_Exercise requirements:_ Keep the wording of each record exactly the same when you repeat it, and leave out pictures.

_Records from a collection:_
•••
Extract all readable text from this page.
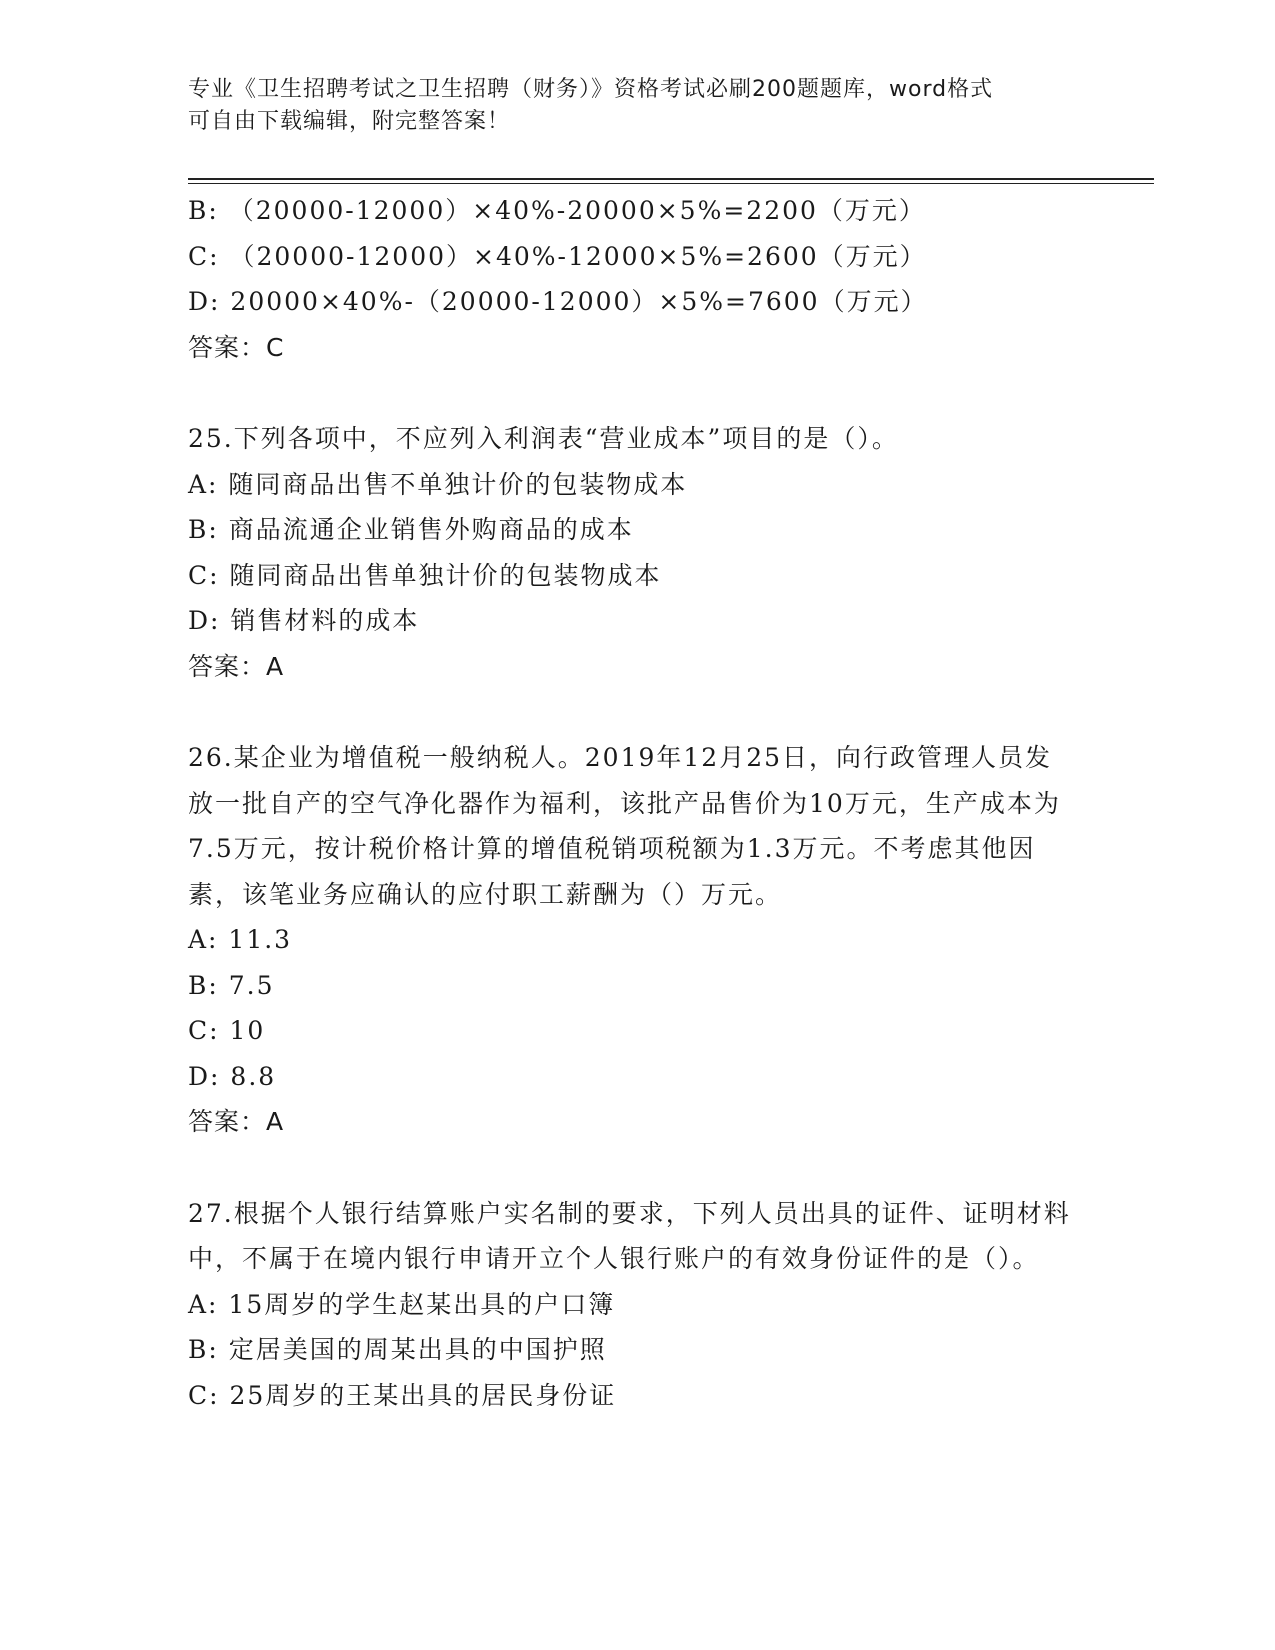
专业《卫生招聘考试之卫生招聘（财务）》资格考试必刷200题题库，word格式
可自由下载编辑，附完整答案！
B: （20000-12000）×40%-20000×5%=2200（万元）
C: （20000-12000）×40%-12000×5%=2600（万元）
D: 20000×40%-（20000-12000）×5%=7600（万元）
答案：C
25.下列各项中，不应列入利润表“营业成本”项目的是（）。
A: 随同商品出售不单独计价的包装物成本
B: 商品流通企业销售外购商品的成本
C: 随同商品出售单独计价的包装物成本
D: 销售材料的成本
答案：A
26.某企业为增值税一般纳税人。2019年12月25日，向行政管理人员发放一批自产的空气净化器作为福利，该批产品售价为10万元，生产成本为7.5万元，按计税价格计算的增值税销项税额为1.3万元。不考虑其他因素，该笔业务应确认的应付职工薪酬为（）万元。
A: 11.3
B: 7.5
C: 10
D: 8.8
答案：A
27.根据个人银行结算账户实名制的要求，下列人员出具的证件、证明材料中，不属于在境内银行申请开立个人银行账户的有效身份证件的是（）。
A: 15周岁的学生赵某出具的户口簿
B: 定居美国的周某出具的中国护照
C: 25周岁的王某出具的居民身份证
•••
_Exercise answer:_
Extract all readable text from this page.
专业《卫生招聘考试之卫生招聘（财务）》资格考试必刷200题题库，word格式
可自由下载编辑，附完整答案！
B: （20000-12000）×40%-20000×5%=2200（万元）
C: （20000-12000）×40%-12000×5%=2600（万元）
D: 20000×40%-（20000-12000）×5%=7600（万元）
答案：C
25.下列各项中，不应列入利润表“营业成本”项目的是（）。
A: 随同商品出售不单独计价的包装物成本
B: 商品流通企业销售外购商品的成本
C: 随同商品出售单独计价的包装物成本
D: 销售材料的成本
答案：A
26.某企业为增值税一般纳税人。2019年12月25日，向行政管理人员发放一批自产的空气净化器作为福利，该批产品售价为10万元，生产成本为7.5万元，按计税价格计算的增值税销项税额为1.3万元。不考虑其他因素，该笔业务应确认的应付职工薪酬为（）万元。
A: 11.3
B: 7.5
C: 10
D: 8.8
答案：A
27.根据个人银行结算账户实名制的要求，下列人员出具的证件、证明材料中，不属于在境内银行申请开立个人银行账户的有效身份证件的是（）。
A: 15周岁的学生赵某出具的户口簿
B: 定居美国的周某出具的中国护照
C: 25周岁的王某出具的居民身份证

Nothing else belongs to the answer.